#### [Sección de texto]

Una cadena alemana de supermercados oferta algo que siempre me llamó la atención: una de esas navajas que vienen acompañadas de un sinfín de útiles desplegables en abanico. Más de una vez estuve tentado de hacerme con una parecida a esta que, siendo alemana, debe tener precisión milimétrica. El objeto en sí mismo es fascinante y llevarlo encima puede que le dé a uno toda la seguridad del mundo. Cualquier necesidad quedaría satisfecha con sólo sacarla del bolsillo. Así de sencillo y socorrido.

¿Cualquier cosa? ¿Seguro?

¿Y si necesito un abrazo? ¿Podría sacar de entre todos sus recursos esos brazos y la fuerza calurosa que me conforte? Podría querer un buen consejo. ¿Surgiría del manojo una voz sabia? ¿Y una sonrisa? ¿Una herramienta de ésas sería capaz de esbozarla para mí?

Pensemos que sí. Que todo lo que imaginamos es posible. Que en un bolsillo caben esos brazos firmes y tiernos a la vez, esa voz hecha de las palabras precisas y ese gesto afable al que devuelvo otro idéntico y siempre agradecido.

domingo, 19 de octubre de 2008

Animales nocturnos

Qué difícil es ser ave nocturna cuando tus alas sólo se activan con un baño de luz. Un baño que rompa la pereza nacida de la quietud, espabile los músculos y los haga moverse.

#### [Preguntas de estudio]
(1) Conteste brevemente, según el texto:
(a) ¿Qué oferta la cadena alemana de supermercados?
(b) ¿Qué fecha figura en el texto?
(c) ¿Con qué se activan las alas del ave nocturna?
(2) Imprima todo el pasaje del texto que va desde "Una cadena alemana" hasta "sencillo y socorrido.".
(3) Según el texto, ¿por qué es difícil ser ave nocturna? Explíquelo en una a tres oraciones.

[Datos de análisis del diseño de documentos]
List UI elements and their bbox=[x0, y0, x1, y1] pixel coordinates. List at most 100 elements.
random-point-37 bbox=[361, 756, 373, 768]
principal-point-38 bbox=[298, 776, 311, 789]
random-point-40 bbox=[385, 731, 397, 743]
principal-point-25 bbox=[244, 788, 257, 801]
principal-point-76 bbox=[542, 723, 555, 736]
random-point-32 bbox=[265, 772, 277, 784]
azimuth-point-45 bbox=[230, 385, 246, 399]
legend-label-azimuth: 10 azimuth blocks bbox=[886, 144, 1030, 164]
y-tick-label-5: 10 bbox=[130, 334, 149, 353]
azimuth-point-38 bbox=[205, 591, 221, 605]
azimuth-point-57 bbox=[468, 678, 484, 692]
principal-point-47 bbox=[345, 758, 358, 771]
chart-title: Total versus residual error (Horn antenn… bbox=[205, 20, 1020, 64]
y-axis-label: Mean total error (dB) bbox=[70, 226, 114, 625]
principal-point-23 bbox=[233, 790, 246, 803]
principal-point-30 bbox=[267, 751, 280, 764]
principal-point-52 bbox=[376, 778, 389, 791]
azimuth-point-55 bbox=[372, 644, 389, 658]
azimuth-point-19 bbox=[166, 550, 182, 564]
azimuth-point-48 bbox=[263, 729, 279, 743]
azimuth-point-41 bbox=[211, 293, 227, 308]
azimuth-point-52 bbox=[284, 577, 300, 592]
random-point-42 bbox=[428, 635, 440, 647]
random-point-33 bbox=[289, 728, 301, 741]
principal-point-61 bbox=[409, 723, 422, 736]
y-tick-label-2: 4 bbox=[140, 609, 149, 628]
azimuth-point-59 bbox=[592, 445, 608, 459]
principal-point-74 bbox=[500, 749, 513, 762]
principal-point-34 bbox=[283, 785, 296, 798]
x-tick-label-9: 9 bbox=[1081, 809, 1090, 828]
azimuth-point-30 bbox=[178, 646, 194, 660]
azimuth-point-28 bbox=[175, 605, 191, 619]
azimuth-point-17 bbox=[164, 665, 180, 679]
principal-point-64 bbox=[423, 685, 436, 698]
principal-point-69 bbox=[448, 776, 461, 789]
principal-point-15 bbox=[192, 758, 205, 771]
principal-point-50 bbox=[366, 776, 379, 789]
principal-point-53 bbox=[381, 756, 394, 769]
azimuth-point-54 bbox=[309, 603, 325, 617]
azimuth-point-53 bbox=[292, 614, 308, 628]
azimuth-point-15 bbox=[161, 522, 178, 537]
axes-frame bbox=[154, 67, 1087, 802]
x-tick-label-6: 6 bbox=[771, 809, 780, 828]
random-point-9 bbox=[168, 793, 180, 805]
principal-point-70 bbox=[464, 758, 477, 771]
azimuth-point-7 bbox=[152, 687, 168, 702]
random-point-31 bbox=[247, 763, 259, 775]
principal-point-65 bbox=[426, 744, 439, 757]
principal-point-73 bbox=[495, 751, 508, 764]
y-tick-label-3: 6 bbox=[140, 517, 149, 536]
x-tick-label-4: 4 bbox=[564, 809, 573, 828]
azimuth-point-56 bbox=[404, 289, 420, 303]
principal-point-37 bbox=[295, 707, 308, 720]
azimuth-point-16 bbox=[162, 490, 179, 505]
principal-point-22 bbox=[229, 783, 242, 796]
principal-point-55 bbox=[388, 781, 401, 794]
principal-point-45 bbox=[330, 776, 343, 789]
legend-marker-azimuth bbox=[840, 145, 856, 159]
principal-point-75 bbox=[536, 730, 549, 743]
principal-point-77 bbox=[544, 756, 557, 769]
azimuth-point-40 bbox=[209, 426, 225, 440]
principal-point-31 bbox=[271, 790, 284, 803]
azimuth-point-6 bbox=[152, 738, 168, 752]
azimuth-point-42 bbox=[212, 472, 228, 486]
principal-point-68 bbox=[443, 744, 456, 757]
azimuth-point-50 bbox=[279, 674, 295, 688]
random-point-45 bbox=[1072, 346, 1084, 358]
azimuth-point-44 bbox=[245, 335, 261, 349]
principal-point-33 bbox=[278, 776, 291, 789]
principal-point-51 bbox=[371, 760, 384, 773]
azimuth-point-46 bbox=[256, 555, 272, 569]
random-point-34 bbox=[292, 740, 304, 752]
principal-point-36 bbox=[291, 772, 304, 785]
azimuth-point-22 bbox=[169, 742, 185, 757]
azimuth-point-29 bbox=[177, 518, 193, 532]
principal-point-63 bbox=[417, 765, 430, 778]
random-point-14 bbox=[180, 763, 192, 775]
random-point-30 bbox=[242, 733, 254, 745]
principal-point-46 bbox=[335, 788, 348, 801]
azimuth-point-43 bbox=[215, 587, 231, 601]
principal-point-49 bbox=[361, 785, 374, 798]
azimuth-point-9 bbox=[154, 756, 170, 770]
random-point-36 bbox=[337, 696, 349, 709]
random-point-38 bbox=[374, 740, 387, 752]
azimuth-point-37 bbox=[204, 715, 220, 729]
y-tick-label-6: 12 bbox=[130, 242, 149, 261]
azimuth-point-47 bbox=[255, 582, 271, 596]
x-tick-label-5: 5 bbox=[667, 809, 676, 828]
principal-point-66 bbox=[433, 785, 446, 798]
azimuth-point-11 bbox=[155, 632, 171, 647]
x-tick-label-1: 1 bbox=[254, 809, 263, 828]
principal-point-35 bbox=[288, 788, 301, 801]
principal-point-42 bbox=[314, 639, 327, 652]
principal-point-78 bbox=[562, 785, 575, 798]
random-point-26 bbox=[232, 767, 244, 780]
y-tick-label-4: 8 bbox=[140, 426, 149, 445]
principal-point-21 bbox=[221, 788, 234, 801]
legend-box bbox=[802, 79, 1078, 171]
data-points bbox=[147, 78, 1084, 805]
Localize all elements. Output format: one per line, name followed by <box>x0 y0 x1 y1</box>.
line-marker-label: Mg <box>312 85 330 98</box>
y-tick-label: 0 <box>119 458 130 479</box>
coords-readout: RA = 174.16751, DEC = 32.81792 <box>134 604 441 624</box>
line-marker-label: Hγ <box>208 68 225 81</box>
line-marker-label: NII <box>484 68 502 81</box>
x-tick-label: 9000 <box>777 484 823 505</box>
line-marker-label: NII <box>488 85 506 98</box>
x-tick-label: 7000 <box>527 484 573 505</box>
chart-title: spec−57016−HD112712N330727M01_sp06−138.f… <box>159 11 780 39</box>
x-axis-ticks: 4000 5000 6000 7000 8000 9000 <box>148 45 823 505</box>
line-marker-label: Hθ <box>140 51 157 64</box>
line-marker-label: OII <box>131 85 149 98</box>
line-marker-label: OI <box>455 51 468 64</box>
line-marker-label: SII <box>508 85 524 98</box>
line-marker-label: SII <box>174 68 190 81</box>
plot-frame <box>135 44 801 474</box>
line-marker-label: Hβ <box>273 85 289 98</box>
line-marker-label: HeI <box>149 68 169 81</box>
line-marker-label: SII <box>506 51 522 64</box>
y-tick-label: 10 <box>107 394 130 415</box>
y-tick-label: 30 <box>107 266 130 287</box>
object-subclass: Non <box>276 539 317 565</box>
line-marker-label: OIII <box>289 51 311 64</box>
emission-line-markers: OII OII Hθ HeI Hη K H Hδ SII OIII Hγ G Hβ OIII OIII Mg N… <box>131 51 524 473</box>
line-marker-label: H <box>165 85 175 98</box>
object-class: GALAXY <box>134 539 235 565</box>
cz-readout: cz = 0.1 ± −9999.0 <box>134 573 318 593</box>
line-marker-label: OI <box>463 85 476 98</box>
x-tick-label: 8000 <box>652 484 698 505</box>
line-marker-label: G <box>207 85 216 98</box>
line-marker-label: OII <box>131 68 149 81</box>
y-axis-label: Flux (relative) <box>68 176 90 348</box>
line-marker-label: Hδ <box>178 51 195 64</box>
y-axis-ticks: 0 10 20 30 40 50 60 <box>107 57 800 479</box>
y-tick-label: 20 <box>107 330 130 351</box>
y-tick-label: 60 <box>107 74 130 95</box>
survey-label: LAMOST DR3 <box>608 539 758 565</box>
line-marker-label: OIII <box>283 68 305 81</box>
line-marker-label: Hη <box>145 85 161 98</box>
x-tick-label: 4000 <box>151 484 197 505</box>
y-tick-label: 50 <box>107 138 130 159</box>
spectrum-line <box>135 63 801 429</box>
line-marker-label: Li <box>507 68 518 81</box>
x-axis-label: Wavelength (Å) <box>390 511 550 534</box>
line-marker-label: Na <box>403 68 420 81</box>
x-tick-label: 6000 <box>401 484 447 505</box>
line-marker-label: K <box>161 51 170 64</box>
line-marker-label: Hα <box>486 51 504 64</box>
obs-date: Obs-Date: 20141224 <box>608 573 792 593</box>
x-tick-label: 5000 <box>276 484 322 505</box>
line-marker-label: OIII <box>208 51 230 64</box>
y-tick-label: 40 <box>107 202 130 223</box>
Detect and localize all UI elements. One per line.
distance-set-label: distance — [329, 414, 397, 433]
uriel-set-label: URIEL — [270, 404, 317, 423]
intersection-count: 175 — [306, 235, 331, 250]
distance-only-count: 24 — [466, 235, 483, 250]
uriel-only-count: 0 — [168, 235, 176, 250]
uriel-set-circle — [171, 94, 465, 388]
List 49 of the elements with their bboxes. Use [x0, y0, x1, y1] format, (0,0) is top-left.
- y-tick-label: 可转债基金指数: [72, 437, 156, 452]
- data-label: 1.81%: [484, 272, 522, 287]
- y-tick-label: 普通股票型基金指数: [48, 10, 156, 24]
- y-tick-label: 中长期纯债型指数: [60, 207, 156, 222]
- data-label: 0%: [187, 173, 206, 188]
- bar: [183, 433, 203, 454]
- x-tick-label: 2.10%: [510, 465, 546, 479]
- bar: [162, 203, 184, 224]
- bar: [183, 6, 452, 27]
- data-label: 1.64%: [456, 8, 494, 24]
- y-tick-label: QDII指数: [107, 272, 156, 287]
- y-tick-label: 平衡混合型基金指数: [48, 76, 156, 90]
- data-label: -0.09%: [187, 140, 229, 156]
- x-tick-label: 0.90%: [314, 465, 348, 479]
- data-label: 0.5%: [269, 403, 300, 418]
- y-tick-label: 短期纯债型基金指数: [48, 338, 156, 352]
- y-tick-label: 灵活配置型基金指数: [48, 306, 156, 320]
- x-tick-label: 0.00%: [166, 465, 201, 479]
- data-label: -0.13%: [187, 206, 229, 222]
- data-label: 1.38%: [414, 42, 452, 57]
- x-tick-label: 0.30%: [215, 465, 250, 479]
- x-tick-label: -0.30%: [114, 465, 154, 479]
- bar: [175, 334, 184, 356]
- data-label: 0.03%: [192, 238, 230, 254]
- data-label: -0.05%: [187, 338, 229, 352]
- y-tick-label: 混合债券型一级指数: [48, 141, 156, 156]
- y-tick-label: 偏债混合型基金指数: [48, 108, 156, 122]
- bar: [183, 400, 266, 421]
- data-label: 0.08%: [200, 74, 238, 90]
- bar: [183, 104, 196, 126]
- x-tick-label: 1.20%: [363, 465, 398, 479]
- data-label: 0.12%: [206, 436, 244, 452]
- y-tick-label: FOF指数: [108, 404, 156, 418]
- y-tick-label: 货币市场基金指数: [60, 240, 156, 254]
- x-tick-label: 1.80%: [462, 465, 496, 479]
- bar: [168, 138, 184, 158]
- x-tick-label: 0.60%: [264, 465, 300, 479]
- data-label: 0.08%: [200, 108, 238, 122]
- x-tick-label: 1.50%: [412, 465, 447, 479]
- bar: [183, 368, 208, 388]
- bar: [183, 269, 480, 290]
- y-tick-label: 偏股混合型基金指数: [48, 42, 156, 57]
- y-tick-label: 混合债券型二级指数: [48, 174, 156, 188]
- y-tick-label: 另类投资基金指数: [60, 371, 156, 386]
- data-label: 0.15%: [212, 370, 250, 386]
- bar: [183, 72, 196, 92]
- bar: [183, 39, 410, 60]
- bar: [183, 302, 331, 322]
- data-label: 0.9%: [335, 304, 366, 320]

#### [Soluciones de ejercicios]
(1)
(a) Una de esas navajas que vienen acompañadas de un sinfín de útiles desplegables en abanico.
(b) Domingo, 19 de octubre de 2008.
(c) Con un baño de luz.

(2)
Una cadena alemana de supermercados oferta algo que siempre me llamó la atención: una de esas navajas que vienen acompañadas de un sinfín de útiles desplegables en abanico. Más de una vez estuve tentado de hacerme con una parecida a esta que, siendo alemana, debe tener precisión milimétrica. El objeto en sí mismo es fascinante y llevarlo encima puede que le dé a uno toda la seguridad del mundo. Cualquier necesidad quedaría satisfecha con sólo sacarla del bolsillo. Así de sencillo y socorrido.

(3) Porque sus alas sólo se activan con un baño de luz. Ese baño debe romper la pereza nacida de la quietud, espabilar los músculos y hacerlos moverse.